- TASK DIRECTIONS
In your copy, repeat the records exactly and leave out the pictures.

- DATA SHOWN

****

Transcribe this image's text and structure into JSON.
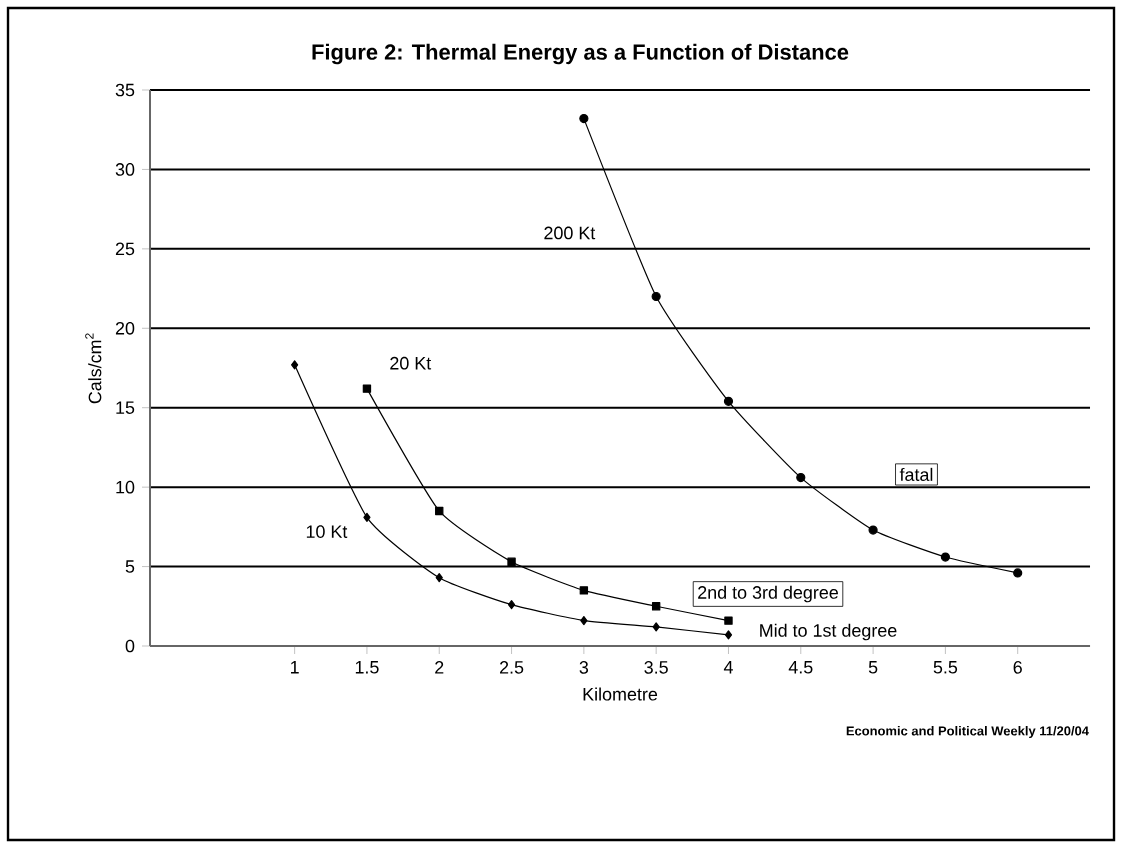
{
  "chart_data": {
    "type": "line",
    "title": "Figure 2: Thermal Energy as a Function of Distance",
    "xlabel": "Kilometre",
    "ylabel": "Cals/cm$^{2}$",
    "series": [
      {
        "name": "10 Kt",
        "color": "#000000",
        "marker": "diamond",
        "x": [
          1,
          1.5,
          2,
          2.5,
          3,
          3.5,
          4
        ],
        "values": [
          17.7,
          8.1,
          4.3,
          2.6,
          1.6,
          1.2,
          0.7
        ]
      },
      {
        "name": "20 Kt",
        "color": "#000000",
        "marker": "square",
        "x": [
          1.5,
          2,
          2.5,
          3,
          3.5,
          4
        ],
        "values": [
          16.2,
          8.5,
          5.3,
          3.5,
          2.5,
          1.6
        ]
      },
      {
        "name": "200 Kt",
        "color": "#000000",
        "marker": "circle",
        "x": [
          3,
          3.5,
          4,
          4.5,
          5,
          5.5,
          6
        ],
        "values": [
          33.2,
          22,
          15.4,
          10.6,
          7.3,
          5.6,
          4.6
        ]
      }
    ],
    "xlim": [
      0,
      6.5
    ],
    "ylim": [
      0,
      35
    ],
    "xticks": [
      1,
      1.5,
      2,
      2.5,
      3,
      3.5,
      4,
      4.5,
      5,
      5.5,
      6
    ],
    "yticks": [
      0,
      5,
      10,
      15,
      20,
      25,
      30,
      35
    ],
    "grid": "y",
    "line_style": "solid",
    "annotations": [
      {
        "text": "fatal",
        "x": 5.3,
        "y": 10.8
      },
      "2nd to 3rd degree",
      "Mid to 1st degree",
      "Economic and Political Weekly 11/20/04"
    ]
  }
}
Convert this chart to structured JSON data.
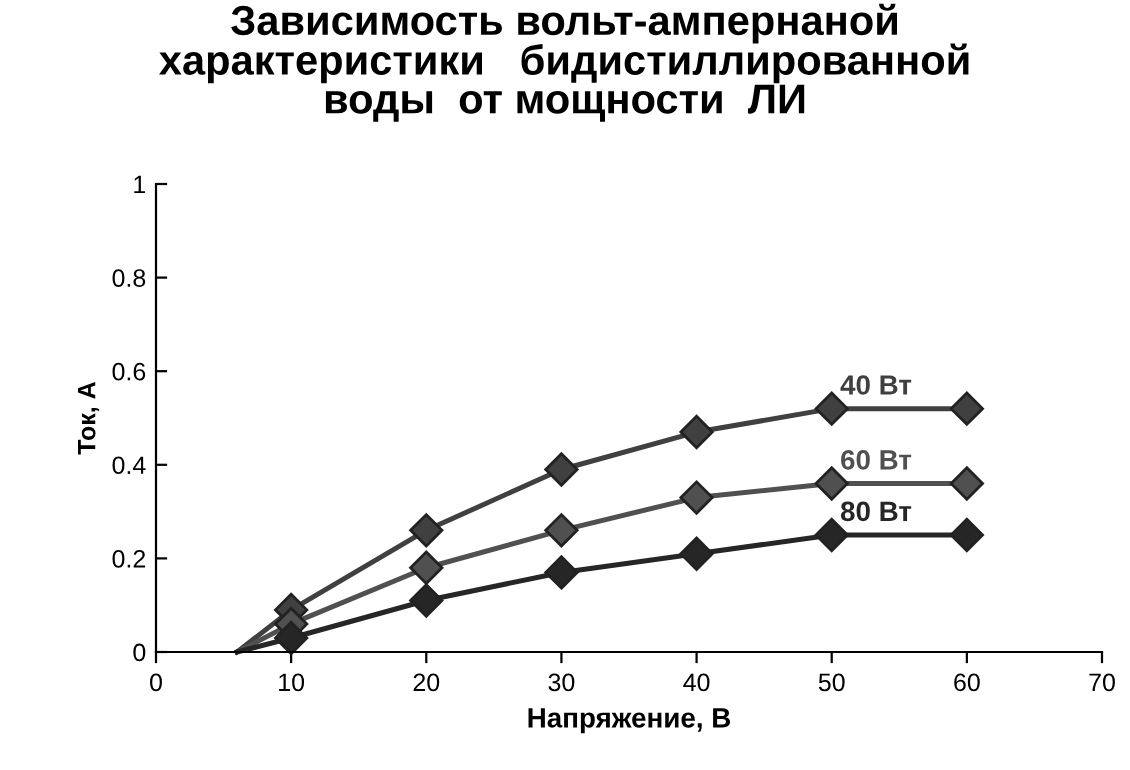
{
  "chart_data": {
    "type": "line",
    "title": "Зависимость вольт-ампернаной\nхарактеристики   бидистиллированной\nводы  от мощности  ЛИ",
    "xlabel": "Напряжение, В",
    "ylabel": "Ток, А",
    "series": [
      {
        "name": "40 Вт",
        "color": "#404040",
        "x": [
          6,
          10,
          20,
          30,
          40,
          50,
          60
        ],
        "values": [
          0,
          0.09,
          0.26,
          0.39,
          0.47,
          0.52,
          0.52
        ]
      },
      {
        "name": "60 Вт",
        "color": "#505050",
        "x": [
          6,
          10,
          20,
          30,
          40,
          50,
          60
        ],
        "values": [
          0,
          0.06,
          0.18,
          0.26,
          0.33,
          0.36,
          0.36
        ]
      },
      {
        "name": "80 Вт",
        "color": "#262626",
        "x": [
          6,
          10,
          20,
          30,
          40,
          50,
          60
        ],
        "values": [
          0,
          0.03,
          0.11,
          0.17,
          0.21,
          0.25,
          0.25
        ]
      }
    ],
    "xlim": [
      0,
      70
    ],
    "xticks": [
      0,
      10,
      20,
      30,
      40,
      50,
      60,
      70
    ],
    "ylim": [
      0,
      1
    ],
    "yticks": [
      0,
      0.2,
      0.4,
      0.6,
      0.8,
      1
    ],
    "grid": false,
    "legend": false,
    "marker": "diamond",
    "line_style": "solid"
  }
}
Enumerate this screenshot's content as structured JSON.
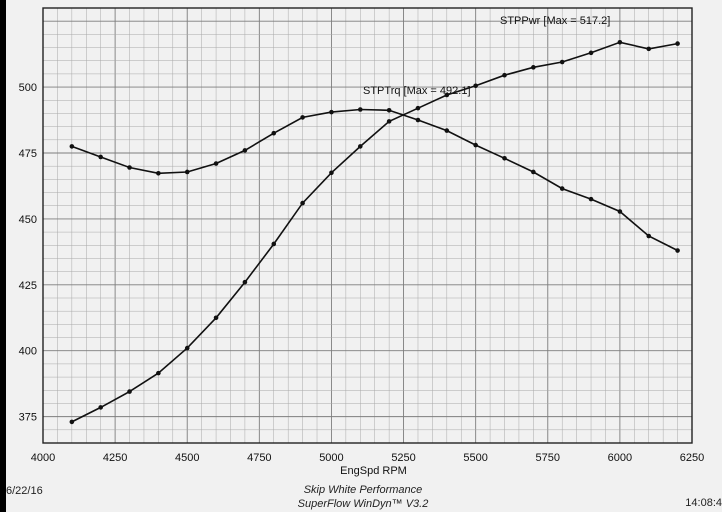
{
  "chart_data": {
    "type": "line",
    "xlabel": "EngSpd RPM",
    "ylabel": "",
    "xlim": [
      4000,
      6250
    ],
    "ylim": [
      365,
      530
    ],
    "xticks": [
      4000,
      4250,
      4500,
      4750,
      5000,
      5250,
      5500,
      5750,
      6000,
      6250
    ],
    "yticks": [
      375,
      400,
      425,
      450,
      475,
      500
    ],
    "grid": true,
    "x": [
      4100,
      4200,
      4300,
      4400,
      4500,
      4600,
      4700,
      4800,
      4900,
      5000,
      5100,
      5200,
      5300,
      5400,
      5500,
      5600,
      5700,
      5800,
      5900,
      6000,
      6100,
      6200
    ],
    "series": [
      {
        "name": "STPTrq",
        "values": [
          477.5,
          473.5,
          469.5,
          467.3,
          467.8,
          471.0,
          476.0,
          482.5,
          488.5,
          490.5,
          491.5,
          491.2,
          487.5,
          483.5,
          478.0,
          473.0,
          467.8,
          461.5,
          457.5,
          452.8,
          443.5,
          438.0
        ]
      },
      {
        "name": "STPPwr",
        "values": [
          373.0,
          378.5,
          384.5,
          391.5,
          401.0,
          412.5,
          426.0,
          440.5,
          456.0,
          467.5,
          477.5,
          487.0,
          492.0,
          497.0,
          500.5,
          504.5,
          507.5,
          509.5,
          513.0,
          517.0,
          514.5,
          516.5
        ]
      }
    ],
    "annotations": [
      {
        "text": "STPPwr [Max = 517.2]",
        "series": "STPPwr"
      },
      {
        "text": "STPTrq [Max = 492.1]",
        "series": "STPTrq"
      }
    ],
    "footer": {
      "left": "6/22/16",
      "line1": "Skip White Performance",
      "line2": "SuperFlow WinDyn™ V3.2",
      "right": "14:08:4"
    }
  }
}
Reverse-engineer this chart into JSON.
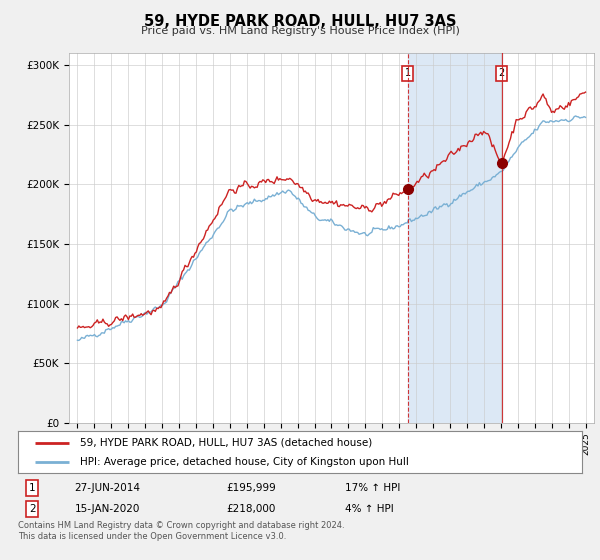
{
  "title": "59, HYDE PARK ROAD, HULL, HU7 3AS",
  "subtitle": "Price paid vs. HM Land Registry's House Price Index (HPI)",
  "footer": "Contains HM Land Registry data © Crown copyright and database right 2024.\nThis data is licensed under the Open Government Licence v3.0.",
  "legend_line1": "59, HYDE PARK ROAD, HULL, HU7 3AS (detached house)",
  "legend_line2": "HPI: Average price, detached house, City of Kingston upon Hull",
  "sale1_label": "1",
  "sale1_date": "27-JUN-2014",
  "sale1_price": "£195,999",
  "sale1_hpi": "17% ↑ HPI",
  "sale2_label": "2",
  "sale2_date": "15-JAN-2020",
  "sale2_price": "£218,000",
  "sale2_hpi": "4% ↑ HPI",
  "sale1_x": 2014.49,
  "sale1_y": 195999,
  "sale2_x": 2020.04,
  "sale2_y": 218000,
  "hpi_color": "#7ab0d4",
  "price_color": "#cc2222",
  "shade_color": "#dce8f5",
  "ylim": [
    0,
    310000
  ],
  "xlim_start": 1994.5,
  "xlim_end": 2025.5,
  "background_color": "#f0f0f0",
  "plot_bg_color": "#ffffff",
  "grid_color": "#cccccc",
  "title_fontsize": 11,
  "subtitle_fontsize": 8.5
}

****

- WRITTEN ANSWER
Transcribe this image's text and structure into JSON.
{
  "chart_data": {
    "type": "line",
    "title": "Figure 2: Thermal Energy as a Function of Distance",
    "xlabel": "Kilometre",
    "ylabel": "Cals/cm$^{2}$",
    "series": [
      {
        "name": "10 Kt",
        "color": "#000000",
        "marker": "diamond",
        "x": [
          1,
          1.5,
          2,
          2.5,
          3,
          3.5,
          4
        ],
        "values": [
          17.7,
          8.1,
          4.3,
          2.6,
          1.6,
          1.2,
          0.7
        ]
      },
      {
        "name": "20 Kt",
        "color": "#000000",
        "marker": "square",
        "x": [
          1.5,
          2,
          2.5,
          3,
          3.5,
          4
        ],
        "values": [
          16.2,
          8.5,
          5.3,
          3.5,
          2.5,
          1.6
        ]
      },
      {
        "name": "200 Kt",
        "color": "#000000",
        "marker": "circle",
        "x": [
          3,
          3.5,
          4,
          4.5,
          5,
          5.5,
          6
        ],
        "values": [
          33.2,
          22,
          15.4,
          10.6,
          7.3,
          5.6,
          4.6
        ]
      }
    ],
    "xlim": [
      0,
      6.5
    ],
    "ylim": [
      0,
      35
    ],
    "xticks": [
      1,
      1.5,
      2,
      2.5,
      3,
      3.5,
      4,
      4.5,
      5,
      5.5,
      6
    ],
    "yticks": [
      0,
      5,
      10,
      15,
      20,
      25,
      30,
      35
    ],
    "grid": "y",
    "line_style": "solid",
    "annotations": [
      {
        "text": "fatal",
        "x": 5.3,
        "y": 10.8
      },
      "2nd to 3rd degree",
      "Mid to 1st degree",
      "Economic and Political Weekly 11/20/04"
    ]
  }
}
Convert this chart to structured JSON data.
{
  "chart_data": {
    "type": "line",
    "title": "Зависимость вольт-ампернаной\nхарактеристики   бидистиллированной\nводы  от мощности  ЛИ",
    "xlabel": "Напряжение, В",
    "ylabel": "Ток, А",
    "series": [
      {
        "name": "40 Вт",
        "color": "#404040",
        "x": [
          6,
          10,
          20,
          30,
          40,
          50,
          60
        ],
        "values": [
          0,
          0.09,
          0.26,
          0.39,
          0.47,
          0.52,
          0.52
        ]
      },
      {
        "name": "60 Вт",
        "color": "#505050",
        "x": [
          6,
          10,
          20,
          30,
          40,
          50,
          60
        ],
        "values": [
          0,
          0.06,
          0.18,
          0.26,
          0.33,
          0.36,
          0.36
        ]
      },
      {
        "name": "80 Вт",
        "color": "#262626",
        "x": [
          6,
          10,
          20,
          30,
          40,
          50,
          60
        ],
        "values": [
          0,
          0.03,
          0.11,
          0.17,
          0.21,
          0.25,
          0.25
        ]
      }
    ],
    "xlim": [
      0,
      70
    ],
    "xticks": [
      0,
      10,
      20,
      30,
      40,
      50,
      60,
      70
    ],
    "ylim": [
      0,
      1
    ],
    "yticks": [
      0,
      0.2,
      0.4,
      0.6,
      0.8,
      1
    ],
    "grid": false,
    "legend": false,
    "marker": "diamond",
    "line_style": "solid"
  }
}
Enumerate this screenshot's content as structured JSON.
{
  "chart_data": {
    "type": "line",
    "xlabel": "EngSpd RPM",
    "ylabel": "",
    "xlim": [
      4000,
      6250
    ],
    "ylim": [
      365,
      530
    ],
    "xticks": [
      4000,
      4250,
      4500,
      4750,
      5000,
      5250,
      5500,
      5750,
      6000,
      6250
    ],
    "yticks": [
      375,
      400,
      425,
      450,
      475,
      500
    ],
    "grid": true,
    "x": [
      4100,
      4200,
      4300,
      4400,
      4500,
      4600,
      4700,
      4800,
      4900,
      5000,
      5100,
      5200,
      5300,
      5400,
      5500,
      5600,
      5700,
      5800,
      5900,
      6000,
      6100,
      6200
    ],
    "series": [
      {
        "name": "STPTrq",
        "values": [
          477.5,
          473.5,
          469.5,
          467.3,
          467.8,
          471.0,
          476.0,
          482.5,
          488.5,
          490.5,
          491.5,
          491.2,
          487.5,
          483.5,
          478.0,
          473.0,
          467.8,
          461.5,
          457.5,
          452.8,
          443.5,
          438.0
        ]
      },
      {
        "name": "STPPwr",
        "values": [
          373.0,
          378.5,
          384.5,
          391.5,
          401.0,
          412.5,
          426.0,
          440.5,
          456.0,
          467.5,
          477.5,
          487.0,
          492.0,
          497.0,
          500.5,
          504.5,
          507.5,
          509.5,
          513.0,
          517.0,
          514.5,
          516.5
        ]
      }
    ],
    "annotations": [
      {
        "text": "STPPwr [Max = 517.2]",
        "series": "STPPwr"
      },
      {
        "text": "STPTrq [Max = 492.1]",
        "series": "STPTrq"
      }
    ],
    "footer": {
      "left": "6/22/16",
      "line1": "Skip White Performance",
      "line2": "SuperFlow WinDyn™ V3.2",
      "right": "14:08:4"
    }
  }
}
Reverse-engineer this chart into JSON.
{
  "title": "59, HYDE PARK ROAD, HULL, HU7 3AS",
  "subtitle": "Price paid vs. HM Land Registry's House Price Index (HPI)",
  "footer": "Contains HM Land Registry data © Crown copyright and database right 2024.\nThis data is licensed under the Open Government Licence v3.0.",
  "legend_line1": "59, HYDE PARK ROAD, HULL, HU7 3AS (detached house)",
  "legend_line2": "HPI: Average price, detached house, City of Kingston upon Hull",
  "sale1_label": "1",
  "sale1_date": "27-JUN-2014",
  "sale1_price": "£195,999",
  "sale1_hpi": "17% ↑ HPI",
  "sale2_label": "2",
  "sale2_date": "15-JAN-2020",
  "sale2_price": "£218,000",
  "sale2_hpi": "4% ↑ HPI",
  "sale1_x": 2014.49,
  "sale1_y": 195999,
  "sale2_x": 2020.04,
  "sale2_y": 218000,
  "hpi_color": "#7ab0d4",
  "price_color": "#cc2222",
  "shade_color": "#dce8f5",
  "ylim": [
    0,
    310000
  ],
  "xlim_start": 1994.5,
  "xlim_end": 2025.5,
  "background_color": "#f0f0f0",
  "plot_bg_color": "#ffffff",
  "grid_color": "#cccccc",
  "title_fontsize": 11,
  "subtitle_fontsize": 8.5
}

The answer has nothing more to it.